Spatial annotation records
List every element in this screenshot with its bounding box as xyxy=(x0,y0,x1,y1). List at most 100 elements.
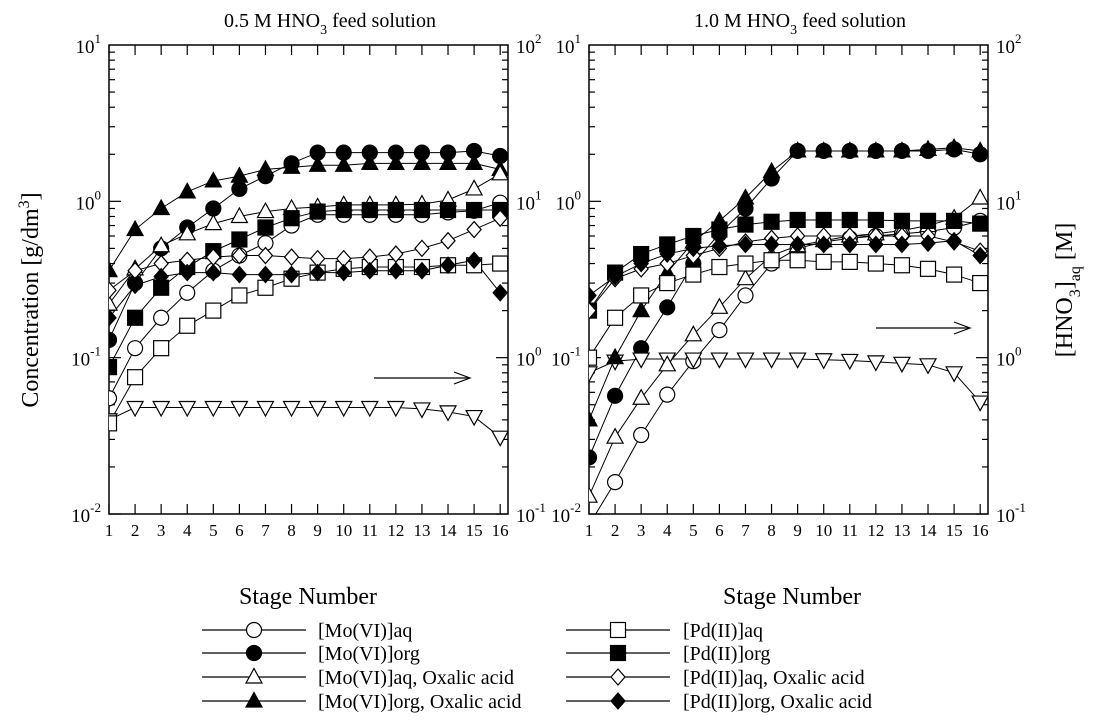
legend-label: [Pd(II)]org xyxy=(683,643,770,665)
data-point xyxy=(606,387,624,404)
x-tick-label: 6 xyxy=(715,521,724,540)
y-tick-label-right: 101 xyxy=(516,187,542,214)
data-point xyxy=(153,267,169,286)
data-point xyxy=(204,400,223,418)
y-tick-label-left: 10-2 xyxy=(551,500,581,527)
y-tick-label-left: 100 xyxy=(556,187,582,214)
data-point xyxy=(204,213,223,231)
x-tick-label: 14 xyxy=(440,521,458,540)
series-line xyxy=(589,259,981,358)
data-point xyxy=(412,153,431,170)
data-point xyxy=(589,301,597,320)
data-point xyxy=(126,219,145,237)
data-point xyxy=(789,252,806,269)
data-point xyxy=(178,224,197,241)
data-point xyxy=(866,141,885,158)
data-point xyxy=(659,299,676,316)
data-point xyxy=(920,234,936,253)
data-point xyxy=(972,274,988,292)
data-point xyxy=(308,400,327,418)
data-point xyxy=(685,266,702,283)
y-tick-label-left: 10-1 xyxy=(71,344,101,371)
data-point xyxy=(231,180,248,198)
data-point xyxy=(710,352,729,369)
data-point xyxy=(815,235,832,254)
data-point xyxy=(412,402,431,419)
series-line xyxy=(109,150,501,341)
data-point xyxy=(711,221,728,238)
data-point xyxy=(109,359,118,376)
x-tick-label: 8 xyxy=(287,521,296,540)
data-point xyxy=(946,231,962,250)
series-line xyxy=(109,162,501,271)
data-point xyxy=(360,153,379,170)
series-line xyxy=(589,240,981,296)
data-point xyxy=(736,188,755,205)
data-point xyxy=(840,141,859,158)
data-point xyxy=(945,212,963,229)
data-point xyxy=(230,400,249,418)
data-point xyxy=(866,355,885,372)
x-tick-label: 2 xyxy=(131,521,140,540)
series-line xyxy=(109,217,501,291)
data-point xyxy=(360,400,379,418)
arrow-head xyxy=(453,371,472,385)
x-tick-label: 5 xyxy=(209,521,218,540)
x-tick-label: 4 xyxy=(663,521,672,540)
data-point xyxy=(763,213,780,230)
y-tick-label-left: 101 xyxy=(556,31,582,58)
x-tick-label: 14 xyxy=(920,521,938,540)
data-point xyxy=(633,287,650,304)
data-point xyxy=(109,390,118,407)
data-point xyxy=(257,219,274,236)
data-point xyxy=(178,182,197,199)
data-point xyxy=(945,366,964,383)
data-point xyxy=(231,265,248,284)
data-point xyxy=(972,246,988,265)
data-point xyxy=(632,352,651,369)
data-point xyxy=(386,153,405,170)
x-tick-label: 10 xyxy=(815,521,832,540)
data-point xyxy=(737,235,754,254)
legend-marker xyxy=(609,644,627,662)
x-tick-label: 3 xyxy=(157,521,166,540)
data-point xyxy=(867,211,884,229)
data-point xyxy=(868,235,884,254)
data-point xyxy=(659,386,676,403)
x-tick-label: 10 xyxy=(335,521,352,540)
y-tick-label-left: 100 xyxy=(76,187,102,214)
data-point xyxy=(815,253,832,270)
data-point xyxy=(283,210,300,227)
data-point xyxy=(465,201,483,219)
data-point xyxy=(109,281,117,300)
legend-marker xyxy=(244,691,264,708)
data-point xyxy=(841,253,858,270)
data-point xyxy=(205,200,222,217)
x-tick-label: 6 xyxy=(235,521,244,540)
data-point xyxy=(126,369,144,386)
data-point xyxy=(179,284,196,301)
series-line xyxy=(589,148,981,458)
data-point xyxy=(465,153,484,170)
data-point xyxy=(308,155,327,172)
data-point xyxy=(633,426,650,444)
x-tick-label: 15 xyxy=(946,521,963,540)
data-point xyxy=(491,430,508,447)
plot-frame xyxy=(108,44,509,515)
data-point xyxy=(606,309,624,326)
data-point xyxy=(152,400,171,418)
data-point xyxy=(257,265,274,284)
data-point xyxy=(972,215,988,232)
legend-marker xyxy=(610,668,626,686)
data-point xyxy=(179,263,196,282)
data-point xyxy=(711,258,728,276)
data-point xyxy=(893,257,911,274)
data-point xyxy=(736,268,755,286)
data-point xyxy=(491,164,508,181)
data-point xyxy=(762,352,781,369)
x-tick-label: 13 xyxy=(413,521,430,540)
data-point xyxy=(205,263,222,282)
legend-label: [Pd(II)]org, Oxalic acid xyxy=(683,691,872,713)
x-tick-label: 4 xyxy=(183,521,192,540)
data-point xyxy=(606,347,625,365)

▶ **TASK INSTRUCTIONS**
Copy out every line of the records above word for word, omitting the pictures.

▶ **SOLUTION**
List every element in this screenshot with its bounding box as xyxy=(x0,y0,x1,y1). List at most 100 elements.
legend-label: [Pd(II)]org xyxy=(683,643,770,665)
data-point xyxy=(606,387,624,404)
x-tick-label: 6 xyxy=(715,521,724,540)
y-tick-label-right: 101 xyxy=(516,187,542,214)
data-point xyxy=(153,267,169,286)
data-point xyxy=(204,400,223,418)
y-tick-label-left: 10-2 xyxy=(551,500,581,527)
y-tick-label-left: 100 xyxy=(556,187,582,214)
data-point xyxy=(204,213,223,231)
x-tick-label: 14 xyxy=(440,521,458,540)
series-line xyxy=(589,259,981,358)
data-point xyxy=(412,153,431,170)
data-point xyxy=(589,301,597,320)
data-point xyxy=(126,219,145,237)
data-point xyxy=(789,252,806,269)
data-point xyxy=(178,224,197,241)
data-point xyxy=(866,141,885,158)
data-point xyxy=(659,299,676,316)
data-point xyxy=(920,234,936,253)
data-point xyxy=(972,274,988,292)
data-point xyxy=(308,400,327,418)
data-point xyxy=(685,266,702,283)
y-tick-label-left: 10-1 xyxy=(71,344,101,371)
data-point xyxy=(231,180,248,198)
data-point xyxy=(710,352,729,369)
data-point xyxy=(815,235,832,254)
data-point xyxy=(412,402,431,419)
series-line xyxy=(109,150,501,341)
data-point xyxy=(711,221,728,238)
data-point xyxy=(109,359,118,376)
x-tick-label: 8 xyxy=(287,521,296,540)
data-point xyxy=(946,231,962,250)
series-line xyxy=(109,162,501,271)
data-point xyxy=(360,153,379,170)
series-line xyxy=(589,240,981,296)
data-point xyxy=(736,188,755,205)
data-point xyxy=(840,141,859,158)
data-point xyxy=(945,212,963,229)
data-point xyxy=(230,400,249,418)
data-point xyxy=(866,355,885,372)
x-tick-label: 2 xyxy=(131,521,140,540)
series-line xyxy=(109,217,501,291)
data-point xyxy=(360,400,379,418)
arrow-head xyxy=(453,371,472,385)
x-tick-label: 5 xyxy=(209,521,218,540)
x-tick-label: 4 xyxy=(663,521,672,540)
data-point xyxy=(763,213,780,230)
y-tick-label-left: 101 xyxy=(556,31,582,58)
x-tick-label: 14 xyxy=(920,521,938,540)
data-point xyxy=(633,287,650,304)
data-point xyxy=(109,390,118,407)
data-point xyxy=(257,219,274,236)
data-point xyxy=(178,182,197,199)
data-point xyxy=(945,366,964,383)
data-point xyxy=(231,265,248,284)
data-point xyxy=(972,246,988,265)
data-point xyxy=(632,352,651,369)
data-point xyxy=(386,153,405,170)
x-tick-label: 10 xyxy=(815,521,832,540)
data-point xyxy=(737,235,754,254)
legend-marker xyxy=(609,644,627,662)
x-tick-label: 3 xyxy=(157,521,166,540)
data-point xyxy=(867,211,884,229)
data-point xyxy=(868,235,884,254)
data-point xyxy=(659,386,676,403)
x-tick-label: 10 xyxy=(335,521,352,540)
y-tick-label-left: 100 xyxy=(76,187,102,214)
data-point xyxy=(815,253,832,270)
data-point xyxy=(283,210,300,227)
data-point xyxy=(465,201,483,219)
data-point xyxy=(109,281,117,300)
legend-marker xyxy=(244,691,264,708)
data-point xyxy=(841,253,858,270)
data-point xyxy=(205,200,222,217)
x-tick-label: 6 xyxy=(235,521,244,540)
data-point xyxy=(126,369,144,386)
data-point xyxy=(179,284,196,301)
series-line xyxy=(589,148,981,458)
data-point xyxy=(465,153,484,170)
data-point xyxy=(308,155,327,172)
data-point xyxy=(633,426,650,444)
x-tick-label: 15 xyxy=(946,521,963,540)
data-point xyxy=(491,430,508,447)
plot-frame xyxy=(108,44,509,515)
data-point xyxy=(606,309,624,326)
data-point xyxy=(152,400,171,418)
data-point xyxy=(257,265,274,284)
data-point xyxy=(972,215,988,232)
legend-marker xyxy=(610,668,626,686)
data-point xyxy=(179,263,196,282)
data-point xyxy=(711,258,728,276)
data-point xyxy=(893,257,911,274)
data-point xyxy=(736,268,755,286)
data-point xyxy=(491,164,508,181)
data-point xyxy=(762,352,781,369)
x-tick-label: 13 xyxy=(413,521,430,540)
data-point xyxy=(205,263,222,282)
legend-label: [Pd(II)]org, Oxalic acid xyxy=(683,691,872,713)
x-tick-label: 4 xyxy=(183,521,192,540)
data-point xyxy=(606,347,625,365)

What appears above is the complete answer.